===== SUPPLIED RECORDS =====

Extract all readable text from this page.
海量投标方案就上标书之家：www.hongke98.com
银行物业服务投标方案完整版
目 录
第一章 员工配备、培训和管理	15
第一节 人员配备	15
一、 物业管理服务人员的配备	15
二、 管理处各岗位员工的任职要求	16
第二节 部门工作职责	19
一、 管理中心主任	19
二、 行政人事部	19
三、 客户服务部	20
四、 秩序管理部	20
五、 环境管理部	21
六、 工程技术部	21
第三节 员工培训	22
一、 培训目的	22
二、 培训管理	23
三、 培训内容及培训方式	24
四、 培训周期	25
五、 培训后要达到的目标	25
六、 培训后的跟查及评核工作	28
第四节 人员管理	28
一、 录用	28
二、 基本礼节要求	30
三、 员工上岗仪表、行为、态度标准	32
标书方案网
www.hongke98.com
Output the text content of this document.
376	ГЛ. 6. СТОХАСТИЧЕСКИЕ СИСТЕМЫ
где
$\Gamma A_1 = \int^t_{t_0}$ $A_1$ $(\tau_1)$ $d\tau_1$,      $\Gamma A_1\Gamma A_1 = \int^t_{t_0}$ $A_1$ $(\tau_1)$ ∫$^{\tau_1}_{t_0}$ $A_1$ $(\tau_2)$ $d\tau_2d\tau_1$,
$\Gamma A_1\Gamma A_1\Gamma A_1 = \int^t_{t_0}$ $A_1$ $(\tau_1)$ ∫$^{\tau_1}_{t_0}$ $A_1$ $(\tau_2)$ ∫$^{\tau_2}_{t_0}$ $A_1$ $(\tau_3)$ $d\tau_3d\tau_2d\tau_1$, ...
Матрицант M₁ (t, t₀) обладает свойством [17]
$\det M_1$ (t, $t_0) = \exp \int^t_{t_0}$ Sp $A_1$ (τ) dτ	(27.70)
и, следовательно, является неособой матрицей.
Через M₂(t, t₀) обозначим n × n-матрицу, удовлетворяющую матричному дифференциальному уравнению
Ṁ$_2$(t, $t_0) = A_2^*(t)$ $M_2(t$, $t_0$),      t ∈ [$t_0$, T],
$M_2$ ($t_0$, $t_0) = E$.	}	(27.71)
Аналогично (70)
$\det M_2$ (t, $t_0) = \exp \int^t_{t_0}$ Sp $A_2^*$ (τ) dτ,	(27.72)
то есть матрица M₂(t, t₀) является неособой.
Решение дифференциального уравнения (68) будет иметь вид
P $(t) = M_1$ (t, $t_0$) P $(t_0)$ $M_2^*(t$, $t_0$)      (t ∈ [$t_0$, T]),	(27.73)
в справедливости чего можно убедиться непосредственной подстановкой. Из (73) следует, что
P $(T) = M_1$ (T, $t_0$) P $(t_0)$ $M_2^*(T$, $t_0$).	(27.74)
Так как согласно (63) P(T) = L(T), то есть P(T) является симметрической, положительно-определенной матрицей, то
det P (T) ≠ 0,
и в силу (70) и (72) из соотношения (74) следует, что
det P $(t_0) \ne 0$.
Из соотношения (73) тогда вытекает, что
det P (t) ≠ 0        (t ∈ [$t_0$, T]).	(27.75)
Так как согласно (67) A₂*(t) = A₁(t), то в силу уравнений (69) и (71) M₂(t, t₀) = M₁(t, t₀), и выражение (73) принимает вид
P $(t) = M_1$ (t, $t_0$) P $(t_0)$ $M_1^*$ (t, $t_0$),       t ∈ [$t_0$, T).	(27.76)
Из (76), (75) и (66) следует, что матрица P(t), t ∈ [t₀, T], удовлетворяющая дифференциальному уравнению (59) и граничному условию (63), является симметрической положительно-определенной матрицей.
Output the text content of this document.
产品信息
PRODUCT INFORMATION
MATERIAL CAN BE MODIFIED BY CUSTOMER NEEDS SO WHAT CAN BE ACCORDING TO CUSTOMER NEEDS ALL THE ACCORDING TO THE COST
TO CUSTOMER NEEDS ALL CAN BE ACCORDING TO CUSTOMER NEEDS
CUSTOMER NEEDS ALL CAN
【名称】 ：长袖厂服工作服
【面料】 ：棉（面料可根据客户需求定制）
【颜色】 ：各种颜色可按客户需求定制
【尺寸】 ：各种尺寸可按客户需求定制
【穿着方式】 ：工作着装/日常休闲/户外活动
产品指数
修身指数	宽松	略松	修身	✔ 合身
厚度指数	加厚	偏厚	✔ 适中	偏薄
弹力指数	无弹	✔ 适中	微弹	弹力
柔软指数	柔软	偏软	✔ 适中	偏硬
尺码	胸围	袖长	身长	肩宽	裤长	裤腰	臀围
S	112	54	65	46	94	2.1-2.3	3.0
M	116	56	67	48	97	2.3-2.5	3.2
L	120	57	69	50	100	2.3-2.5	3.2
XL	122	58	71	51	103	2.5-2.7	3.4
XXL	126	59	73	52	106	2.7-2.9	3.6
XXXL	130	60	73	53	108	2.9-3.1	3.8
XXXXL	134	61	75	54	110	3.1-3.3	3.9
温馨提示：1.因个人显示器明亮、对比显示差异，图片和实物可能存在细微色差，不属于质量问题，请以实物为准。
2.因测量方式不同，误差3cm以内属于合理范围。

=====

◆ **WORK TO DO**
Exactly reproduce all of the entries above.

◆ **RESULT FOR THIS TASK**
Extract all readable text from this page.
海量投标方案就上标书之家：www.hongke98.com
银行物业服务投标方案完整版
目 录
第一章 员工配备、培训和管理	15
第一节 人员配备	15
一、 物业管理服务人员的配备	15
二、 管理处各岗位员工的任职要求	16
第二节 部门工作职责	19
一、 管理中心主任	19
二、 行政人事部	19
三、 客户服务部	20
四、 秩序管理部	20
五、 环境管理部	21
六、 工程技术部	21
第三节 员工培训	22
一、 培训目的	22
二、 培训管理	23
三、 培训内容及培训方式	24
四、 培训周期	25
五、 培训后要达到的目标	25
六、 培训后的跟查及评核工作	28
第四节 人员管理	28
一、 录用	28
二、 基本礼节要求	30
三、 员工上岗仪表、行为、态度标准	32
标书方案网
www.hongke98.com
Output the text content of this document.
376	ГЛ. 6. СТОХАСТИЧЕСКИЕ СИСТЕМЫ
где
$\Gamma A_1 = \int^t_{t_0}$ $A_1$ $(\tau_1)$ $d\tau_1$,      $\Gamma A_1\Gamma A_1 = \int^t_{t_0}$ $A_1$ $(\tau_1)$ ∫$^{\tau_1}_{t_0}$ $A_1$ $(\tau_2)$ $d\tau_2d\tau_1$,
$\Gamma A_1\Gamma A_1\Gamma A_1 = \int^t_{t_0}$ $A_1$ $(\tau_1)$ ∫$^{\tau_1}_{t_0}$ $A_1$ $(\tau_2)$ ∫$^{\tau_2}_{t_0}$ $A_1$ $(\tau_3)$ $d\tau_3d\tau_2d\tau_1$, ...
Матрицант M₁ (t, t₀) обладает свойством [17]
$\det M_1$ (t, $t_0) = \exp \int^t_{t_0}$ Sp $A_1$ (τ) dτ	(27.70)
и, следовательно, является неособой матрицей.
Через M₂(t, t₀) обозначим n × n-матрицу, удовлетворяющую матричному дифференциальному уравнению
Ṁ$_2$(t, $t_0) = A_2^*(t)$ $M_2(t$, $t_0$),      t ∈ [$t_0$, T],
$M_2$ ($t_0$, $t_0) = E$.	}	(27.71)
Аналогично (70)
$\det M_2$ (t, $t_0) = \exp \int^t_{t_0}$ Sp $A_2^*$ (τ) dτ,	(27.72)
то есть матрица M₂(t, t₀) является неособой.
Решение дифференциального уравнения (68) будет иметь вид
P $(t) = M_1$ (t, $t_0$) P $(t_0)$ $M_2^*(t$, $t_0$)      (t ∈ [$t_0$, T]),	(27.73)
в справедливости чего можно убедиться непосредственной подстановкой. Из (73) следует, что
P $(T) = M_1$ (T, $t_0$) P $(t_0)$ $M_2^*(T$, $t_0$).	(27.74)
Так как согласно (63) P(T) = L(T), то есть P(T) является симметрической, положительно-определенной матрицей, то
det P (T) ≠ 0,
и в силу (70) и (72) из соотношения (74) следует, что
det P $(t_0) \ne 0$.
Из соотношения (73) тогда вытекает, что
det P (t) ≠ 0        (t ∈ [$t_0$, T]).	(27.75)
Так как согласно (67) A₂*(t) = A₁(t), то в силу уравнений (69) и (71) M₂(t, t₀) = M₁(t, t₀), и выражение (73) принимает вид
P $(t) = M_1$ (t, $t_0$) P $(t_0)$ $M_1^*$ (t, $t_0$),       t ∈ [$t_0$, T).	(27.76)
Из (76), (75) и (66) следует, что матрица P(t), t ∈ [t₀, T], удовлетворяющая дифференциальному уравнению (59) и граничному условию (63), является симметрической положительно-определенной матрицей.
Output the text content of this document.
产品信息
PRODUCT INFORMATION
MATERIAL CAN BE MODIFIED BY CUSTOMER NEEDS SO WHAT CAN BE ACCORDING TO CUSTOMER NEEDS ALL THE ACCORDING TO THE COST
TO CUSTOMER NEEDS ALL CAN BE ACCORDING TO CUSTOMER NEEDS
CUSTOMER NEEDS ALL CAN
【名称】 ：长袖厂服工作服
【面料】 ：棉（面料可根据客户需求定制）
【颜色】 ：各种颜色可按客户需求定制
【尺寸】 ：各种尺寸可按客户需求定制
【穿着方式】 ：工作着装/日常休闲/户外活动
产品指数
修身指数	宽松	略松	修身	✔ 合身
厚度指数	加厚	偏厚	✔ 适中	偏薄
弹力指数	无弹	✔ 适中	微弹	弹力
柔软指数	柔软	偏软	✔ 适中	偏硬
尺码	胸围	袖长	身长	肩宽	裤长	裤腰	臀围
S	112	54	65	46	94	2.1-2.3	3.0
M	116	56	67	48	97	2.3-2.5	3.2
L	120	57	69	50	100	2.3-2.5	3.2
XL	122	58	71	51	103	2.5-2.7	3.4
XXL	126	59	73	52	106	2.7-2.9	3.6
XXXL	130	60	73	53	108	2.9-3.1	3.8
XXXXL	134	61	75	54	110	3.1-3.3	3.9
温馨提示：1.因个人显示器明亮、对比显示差异，图片和实物可能存在细微色差，不属于质量问题，请以实物为准。
2.因测量方式不同，误差3cm以内属于合理范围。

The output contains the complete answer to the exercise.